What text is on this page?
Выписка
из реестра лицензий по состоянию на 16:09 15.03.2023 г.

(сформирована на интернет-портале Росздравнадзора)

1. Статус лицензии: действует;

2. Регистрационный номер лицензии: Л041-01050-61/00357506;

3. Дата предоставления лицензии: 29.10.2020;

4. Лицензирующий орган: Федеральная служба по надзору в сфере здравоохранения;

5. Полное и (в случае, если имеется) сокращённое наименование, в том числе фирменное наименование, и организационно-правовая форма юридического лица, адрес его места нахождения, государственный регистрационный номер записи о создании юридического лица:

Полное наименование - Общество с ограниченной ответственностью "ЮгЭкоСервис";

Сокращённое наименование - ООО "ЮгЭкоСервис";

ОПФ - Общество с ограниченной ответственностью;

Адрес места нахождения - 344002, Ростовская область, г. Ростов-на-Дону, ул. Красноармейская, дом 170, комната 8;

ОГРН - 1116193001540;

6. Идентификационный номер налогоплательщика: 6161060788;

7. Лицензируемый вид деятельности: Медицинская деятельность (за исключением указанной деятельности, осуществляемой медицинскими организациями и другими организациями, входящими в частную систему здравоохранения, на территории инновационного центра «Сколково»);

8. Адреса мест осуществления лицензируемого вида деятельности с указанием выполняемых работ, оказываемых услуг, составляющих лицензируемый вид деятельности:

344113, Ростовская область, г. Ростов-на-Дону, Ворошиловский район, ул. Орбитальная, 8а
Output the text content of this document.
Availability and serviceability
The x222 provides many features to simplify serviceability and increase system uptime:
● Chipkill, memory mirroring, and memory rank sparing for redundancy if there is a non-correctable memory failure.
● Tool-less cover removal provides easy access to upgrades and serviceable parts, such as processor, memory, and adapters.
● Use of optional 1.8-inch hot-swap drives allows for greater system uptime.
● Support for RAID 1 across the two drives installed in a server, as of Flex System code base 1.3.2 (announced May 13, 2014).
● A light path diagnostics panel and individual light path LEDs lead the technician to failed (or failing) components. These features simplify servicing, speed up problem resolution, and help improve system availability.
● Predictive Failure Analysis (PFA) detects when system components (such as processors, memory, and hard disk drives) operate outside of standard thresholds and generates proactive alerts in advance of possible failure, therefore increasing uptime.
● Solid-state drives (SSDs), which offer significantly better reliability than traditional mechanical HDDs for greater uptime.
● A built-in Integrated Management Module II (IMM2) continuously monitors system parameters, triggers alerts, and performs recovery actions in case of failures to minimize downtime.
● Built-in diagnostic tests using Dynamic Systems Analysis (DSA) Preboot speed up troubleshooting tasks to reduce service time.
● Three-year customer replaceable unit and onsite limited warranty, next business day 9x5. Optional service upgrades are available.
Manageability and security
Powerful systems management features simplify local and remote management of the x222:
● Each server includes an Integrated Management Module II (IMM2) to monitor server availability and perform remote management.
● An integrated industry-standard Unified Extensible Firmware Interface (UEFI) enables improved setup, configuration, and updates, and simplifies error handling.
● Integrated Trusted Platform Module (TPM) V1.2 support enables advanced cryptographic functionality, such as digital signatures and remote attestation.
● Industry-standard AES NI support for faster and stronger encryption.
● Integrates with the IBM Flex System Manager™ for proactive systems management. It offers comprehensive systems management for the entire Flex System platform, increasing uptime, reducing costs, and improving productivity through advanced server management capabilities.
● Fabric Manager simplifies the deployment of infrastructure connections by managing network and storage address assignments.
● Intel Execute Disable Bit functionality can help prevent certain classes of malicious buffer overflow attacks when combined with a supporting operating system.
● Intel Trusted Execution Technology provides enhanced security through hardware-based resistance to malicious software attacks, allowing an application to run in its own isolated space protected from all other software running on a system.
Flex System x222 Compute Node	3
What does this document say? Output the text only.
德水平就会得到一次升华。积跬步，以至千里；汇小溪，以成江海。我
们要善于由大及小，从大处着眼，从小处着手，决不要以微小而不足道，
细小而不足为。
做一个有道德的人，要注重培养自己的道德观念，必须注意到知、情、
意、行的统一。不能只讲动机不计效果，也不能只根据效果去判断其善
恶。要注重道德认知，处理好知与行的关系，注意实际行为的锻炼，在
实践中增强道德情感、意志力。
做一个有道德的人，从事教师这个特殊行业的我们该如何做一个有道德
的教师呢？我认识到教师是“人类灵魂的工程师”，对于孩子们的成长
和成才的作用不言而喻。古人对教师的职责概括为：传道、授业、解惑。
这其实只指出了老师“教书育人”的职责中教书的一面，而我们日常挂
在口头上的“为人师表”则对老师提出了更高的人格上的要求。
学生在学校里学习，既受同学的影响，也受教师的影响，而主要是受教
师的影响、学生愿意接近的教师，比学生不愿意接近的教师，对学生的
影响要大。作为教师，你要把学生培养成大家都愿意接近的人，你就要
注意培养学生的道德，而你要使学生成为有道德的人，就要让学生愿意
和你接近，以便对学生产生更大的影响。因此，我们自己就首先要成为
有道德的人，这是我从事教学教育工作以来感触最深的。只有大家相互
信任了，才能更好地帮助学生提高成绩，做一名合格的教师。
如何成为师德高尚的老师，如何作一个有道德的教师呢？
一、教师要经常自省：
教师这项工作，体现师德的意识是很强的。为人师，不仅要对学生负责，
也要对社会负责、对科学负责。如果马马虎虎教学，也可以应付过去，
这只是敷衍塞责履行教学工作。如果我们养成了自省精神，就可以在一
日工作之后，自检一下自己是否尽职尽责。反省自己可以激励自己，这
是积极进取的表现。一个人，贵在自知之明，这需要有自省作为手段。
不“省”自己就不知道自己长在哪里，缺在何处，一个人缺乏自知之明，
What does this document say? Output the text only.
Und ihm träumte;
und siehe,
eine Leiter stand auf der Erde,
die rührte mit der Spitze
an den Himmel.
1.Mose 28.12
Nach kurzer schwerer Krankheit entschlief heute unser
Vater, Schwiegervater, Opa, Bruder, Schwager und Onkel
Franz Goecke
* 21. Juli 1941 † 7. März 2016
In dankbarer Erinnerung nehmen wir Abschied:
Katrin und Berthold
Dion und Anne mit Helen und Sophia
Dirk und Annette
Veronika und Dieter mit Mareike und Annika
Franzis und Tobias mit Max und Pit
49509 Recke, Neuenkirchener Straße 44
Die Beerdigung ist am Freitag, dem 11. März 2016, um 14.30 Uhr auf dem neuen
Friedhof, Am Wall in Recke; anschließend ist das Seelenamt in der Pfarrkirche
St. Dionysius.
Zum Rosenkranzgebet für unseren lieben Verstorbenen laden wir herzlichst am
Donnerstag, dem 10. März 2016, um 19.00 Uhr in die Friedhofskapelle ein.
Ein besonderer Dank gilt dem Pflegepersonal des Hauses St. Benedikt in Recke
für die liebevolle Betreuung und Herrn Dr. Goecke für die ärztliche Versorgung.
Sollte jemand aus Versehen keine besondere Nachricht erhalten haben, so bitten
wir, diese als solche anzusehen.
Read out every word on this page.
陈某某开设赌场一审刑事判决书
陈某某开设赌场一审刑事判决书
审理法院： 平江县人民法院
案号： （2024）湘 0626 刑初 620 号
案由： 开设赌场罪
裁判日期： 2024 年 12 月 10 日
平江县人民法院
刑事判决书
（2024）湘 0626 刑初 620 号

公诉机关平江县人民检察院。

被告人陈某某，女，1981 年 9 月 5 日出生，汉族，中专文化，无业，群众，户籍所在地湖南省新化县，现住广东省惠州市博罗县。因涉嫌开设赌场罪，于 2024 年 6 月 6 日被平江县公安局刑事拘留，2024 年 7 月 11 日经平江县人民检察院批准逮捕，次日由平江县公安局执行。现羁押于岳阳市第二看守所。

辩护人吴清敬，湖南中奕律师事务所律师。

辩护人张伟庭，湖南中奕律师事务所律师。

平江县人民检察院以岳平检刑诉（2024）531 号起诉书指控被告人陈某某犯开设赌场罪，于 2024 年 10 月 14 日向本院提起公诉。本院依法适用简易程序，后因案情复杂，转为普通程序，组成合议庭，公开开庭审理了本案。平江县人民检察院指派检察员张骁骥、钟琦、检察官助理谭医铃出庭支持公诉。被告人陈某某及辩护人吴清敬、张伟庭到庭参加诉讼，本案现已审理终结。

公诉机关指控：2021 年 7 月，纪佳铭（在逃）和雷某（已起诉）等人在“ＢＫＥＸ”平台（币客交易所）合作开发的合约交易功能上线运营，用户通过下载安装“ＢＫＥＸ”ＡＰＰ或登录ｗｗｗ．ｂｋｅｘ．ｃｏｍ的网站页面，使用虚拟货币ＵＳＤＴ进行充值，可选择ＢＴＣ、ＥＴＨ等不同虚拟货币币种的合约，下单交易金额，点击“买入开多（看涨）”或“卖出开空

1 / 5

^^^^^^^^

The exercise:
Work out how many lines of the material above contain the word "область", then give only that figure.

Problem solution:
2